_DATASET_
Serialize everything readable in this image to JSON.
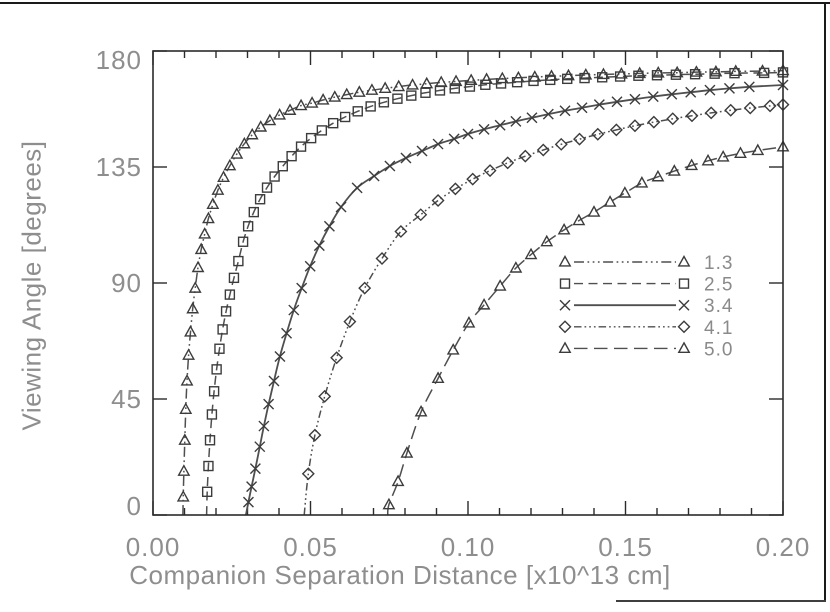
{
  "figure_title": "",
  "colors": {
    "axis": "#2b2b2b",
    "curve": "#4f4f4f",
    "marker": "#3c3c3c",
    "text": "#8e8e8e",
    "border": "#1a1a1a"
  },
  "chart_data": {
    "type": "line",
    "title": "",
    "xlabel": "Companion Separation Distance [x10^13 cm]",
    "ylabel": "Viewing Angle [degrees]",
    "xlim": [
      0.0,
      0.2
    ],
    "ylim": [
      0,
      180
    ],
    "grid": false,
    "legend_position": "right-middle",
    "x_ticks": [
      {
        "value": 0.0,
        "label": "0.00"
      },
      {
        "value": 0.05,
        "label": "0.05"
      },
      {
        "value": 0.1,
        "label": "0.10"
      },
      {
        "value": 0.15,
        "label": "0.15"
      },
      {
        "value": 0.2,
        "label": "0.20"
      }
    ],
    "x_minor_step": 0.01,
    "y_ticks": [
      {
        "value": 0,
        "label": "0"
      },
      {
        "value": 45,
        "label": "45"
      },
      {
        "value": 90,
        "label": "90"
      },
      {
        "value": 135,
        "label": "135"
      },
      {
        "value": 180,
        "label": "180"
      }
    ],
    "series": [
      {
        "name": "1.3",
        "marker": "triangle",
        "linestyle": "dash-dot-dot-dot",
        "points": [
          [
            0.0095,
            0
          ],
          [
            0.0096,
            7
          ],
          [
            0.0098,
            17
          ],
          [
            0.0101,
            29
          ],
          [
            0.0104,
            41
          ],
          [
            0.0108,
            52
          ],
          [
            0.0113,
            62
          ],
          [
            0.0119,
            71
          ],
          [
            0.0126,
            80
          ],
          [
            0.0134,
            88
          ],
          [
            0.0143,
            96
          ],
          [
            0.0153,
            103
          ],
          [
            0.0164,
            109
          ],
          [
            0.0176,
            115
          ],
          [
            0.019,
            120.5
          ],
          [
            0.0206,
            126
          ],
          [
            0.0224,
            131
          ],
          [
            0.0244,
            135.5
          ],
          [
            0.0266,
            140
          ],
          [
            0.029,
            144
          ],
          [
            0.0315,
            147.5
          ],
          [
            0.0342,
            150.5
          ],
          [
            0.0371,
            153
          ],
          [
            0.0402,
            155.2
          ],
          [
            0.0435,
            157
          ],
          [
            0.047,
            158.8
          ],
          [
            0.0505,
            159.8
          ],
          [
            0.054,
            161.0
          ],
          [
            0.0577,
            162.1
          ],
          [
            0.0615,
            163.1
          ],
          [
            0.0655,
            164.0
          ],
          [
            0.0695,
            164.8
          ],
          [
            0.0737,
            165.5
          ],
          [
            0.078,
            166.2
          ],
          [
            0.0824,
            166.8
          ],
          [
            0.0869,
            167.3
          ],
          [
            0.0915,
            167.8
          ],
          [
            0.0962,
            168.2
          ],
          [
            0.101,
            168.6
          ],
          [
            0.1059,
            169.0
          ],
          [
            0.1109,
            169.3
          ],
          [
            0.116,
            169.6
          ],
          [
            0.1212,
            169.9
          ],
          [
            0.1265,
            170.2
          ],
          [
            0.1319,
            170.4
          ],
          [
            0.1374,
            170.7
          ],
          [
            0.143,
            170.9
          ],
          [
            0.1487,
            171.1
          ],
          [
            0.1545,
            171.3
          ],
          [
            0.1604,
            171.5
          ],
          [
            0.1664,
            171.6
          ],
          [
            0.1725,
            171.8
          ],
          [
            0.1787,
            171.9
          ],
          [
            0.185,
            172.1
          ],
          [
            0.1935,
            172.2
          ],
          [
            0.2,
            172.4
          ]
        ]
      },
      {
        "name": "2.5",
        "marker": "square",
        "linestyle": "dashed",
        "points": [
          [
            0.017,
            0
          ],
          [
            0.0172,
            9
          ],
          [
            0.0176,
            19
          ],
          [
            0.0181,
            29
          ],
          [
            0.0187,
            39
          ],
          [
            0.0194,
            48
          ],
          [
            0.0202,
            56.5
          ],
          [
            0.0211,
            64.5
          ],
          [
            0.0221,
            72
          ],
          [
            0.0232,
            79
          ],
          [
            0.0244,
            85.5
          ],
          [
            0.0257,
            92
          ],
          [
            0.0271,
            98.5
          ],
          [
            0.0286,
            106
          ],
          [
            0.0302,
            112
          ],
          [
            0.032,
            117.5
          ],
          [
            0.034,
            122.5
          ],
          [
            0.0362,
            127
          ],
          [
            0.0386,
            131.3
          ],
          [
            0.0412,
            135.3
          ],
          [
            0.044,
            139.2
          ],
          [
            0.047,
            142.9
          ],
          [
            0.0502,
            146.2
          ],
          [
            0.0536,
            149.2
          ],
          [
            0.0572,
            152
          ],
          [
            0.061,
            154.4
          ],
          [
            0.065,
            156.6
          ],
          [
            0.0691,
            158.5
          ],
          [
            0.0733,
            160.1
          ],
          [
            0.0776,
            161.5
          ],
          [
            0.082,
            162.7
          ],
          [
            0.0865,
            163.8
          ],
          [
            0.0911,
            164.7
          ],
          [
            0.0958,
            165.5
          ],
          [
            0.1006,
            166.2
          ],
          [
            0.1055,
            166.9
          ],
          [
            0.1105,
            167.4
          ],
          [
            0.1156,
            167.9
          ],
          [
            0.1208,
            168.4
          ],
          [
            0.1261,
            168.8
          ],
          [
            0.1315,
            169.2
          ],
          [
            0.137,
            169.5
          ],
          [
            0.1426,
            169.8
          ],
          [
            0.1483,
            170.1
          ],
          [
            0.1541,
            170.4
          ],
          [
            0.16,
            170.6
          ],
          [
            0.166,
            170.8
          ],
          [
            0.1721,
            171.0
          ],
          [
            0.1783,
            171.2
          ],
          [
            0.1846,
            171.4
          ],
          [
            0.194,
            171.5
          ],
          [
            0.2,
            171.7
          ]
        ]
      },
      {
        "name": "3.4",
        "marker": "x",
        "linestyle": "solid",
        "points": [
          [
            0.0295,
            0
          ],
          [
            0.0303,
            5
          ],
          [
            0.0313,
            11
          ],
          [
            0.0325,
            18
          ],
          [
            0.0339,
            26.5
          ],
          [
            0.0352,
            34.5
          ],
          [
            0.0367,
            43
          ],
          [
            0.0384,
            52
          ],
          [
            0.0403,
            61.5
          ],
          [
            0.0424,
            70.5
          ],
          [
            0.0447,
            79.5
          ],
          [
            0.0472,
            88
          ],
          [
            0.0499,
            96.5
          ],
          [
            0.0528,
            104.5
          ],
          [
            0.056,
            112
          ],
          [
            0.0597,
            119.5
          ],
          [
            0.0648,
            126.9
          ],
          [
            0.0702,
            131.5
          ],
          [
            0.0752,
            135.4
          ],
          [
            0.0803,
            138.5
          ],
          [
            0.0854,
            141.2
          ],
          [
            0.0905,
            143.9
          ],
          [
            0.0956,
            145.9
          ],
          [
            0.1,
            147.8
          ],
          [
            0.1051,
            149.6
          ],
          [
            0.1102,
            151.2
          ],
          [
            0.1152,
            152.7
          ],
          [
            0.1203,
            154.1
          ],
          [
            0.1255,
            155.5
          ],
          [
            0.1308,
            156.8
          ],
          [
            0.1362,
            158.0
          ],
          [
            0.1417,
            159.2
          ],
          [
            0.1473,
            160.3
          ],
          [
            0.153,
            161.3
          ],
          [
            0.1588,
            162.3
          ],
          [
            0.1647,
            163.2
          ],
          [
            0.1707,
            164.0
          ],
          [
            0.1768,
            164.8
          ],
          [
            0.183,
            165.5
          ],
          [
            0.1893,
            166.1
          ],
          [
            0.2,
            166.8
          ]
        ]
      },
      {
        "name": "4.1",
        "marker": "diamond",
        "linestyle": "dash-dot-dot-dot-short",
        "points": [
          [
            0.048,
            0
          ],
          [
            0.0493,
            16
          ],
          [
            0.0514,
            31
          ],
          [
            0.0545,
            46
          ],
          [
            0.0583,
            61
          ],
          [
            0.0625,
            75
          ],
          [
            0.0672,
            88
          ],
          [
            0.0727,
            99.5
          ],
          [
            0.0787,
            110
          ],
          [
            0.085,
            116.5
          ],
          [
            0.0905,
            122
          ],
          [
            0.096,
            126.5
          ],
          [
            0.1015,
            130.3
          ],
          [
            0.107,
            133.6
          ],
          [
            0.1126,
            136.6
          ],
          [
            0.1182,
            139.2
          ],
          [
            0.1239,
            141.6
          ],
          [
            0.1296,
            143.8
          ],
          [
            0.1354,
            145.8
          ],
          [
            0.1412,
            147.7
          ],
          [
            0.1471,
            149.4
          ],
          [
            0.153,
            151.0
          ],
          [
            0.159,
            152.4
          ],
          [
            0.165,
            153.7
          ],
          [
            0.1711,
            154.9
          ],
          [
            0.1772,
            156.0
          ],
          [
            0.1834,
            157.0
          ],
          [
            0.1896,
            157.9
          ],
          [
            0.1959,
            158.7
          ],
          [
            0.2,
            159.2
          ]
        ]
      },
      {
        "name": "5.0",
        "marker": "triangle",
        "linestyle": "long-dash",
        "points": [
          [
            0.0745,
            0
          ],
          [
            0.0749,
            4
          ],
          [
            0.0778,
            13
          ],
          [
            0.0806,
            24
          ],
          [
            0.0851,
            40
          ],
          [
            0.0905,
            53
          ],
          [
            0.0953,
            64
          ],
          [
            0.1003,
            74.5
          ],
          [
            0.1051,
            81.5
          ],
          [
            0.1102,
            88.8
          ],
          [
            0.1152,
            95.8
          ],
          [
            0.12,
            101
          ],
          [
            0.125,
            106
          ],
          [
            0.1305,
            110.6
          ],
          [
            0.1352,
            114.2
          ],
          [
            0.14,
            117.5
          ],
          [
            0.1451,
            121.4
          ],
          [
            0.1498,
            124.9
          ],
          [
            0.1552,
            128.8
          ],
          [
            0.1603,
            131.2
          ],
          [
            0.1655,
            133.4
          ],
          [
            0.171,
            135.6
          ],
          [
            0.1762,
            137.4
          ],
          [
            0.181,
            138.9
          ],
          [
            0.1865,
            140.3
          ],
          [
            0.192,
            141.4
          ],
          [
            0.2,
            142.8
          ]
        ]
      }
    ]
  }
}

_PROBLEM REQUIREMENTS_
Gather every line from the entries above where the word "marker" appears, and copy them.

_ANSWER_
    "marker": "#3c3c3c",
        "marker": "triangle",
        "marker": "square",
        "marker": "x",
        "marker": "diamond",
        "marker": "triangle",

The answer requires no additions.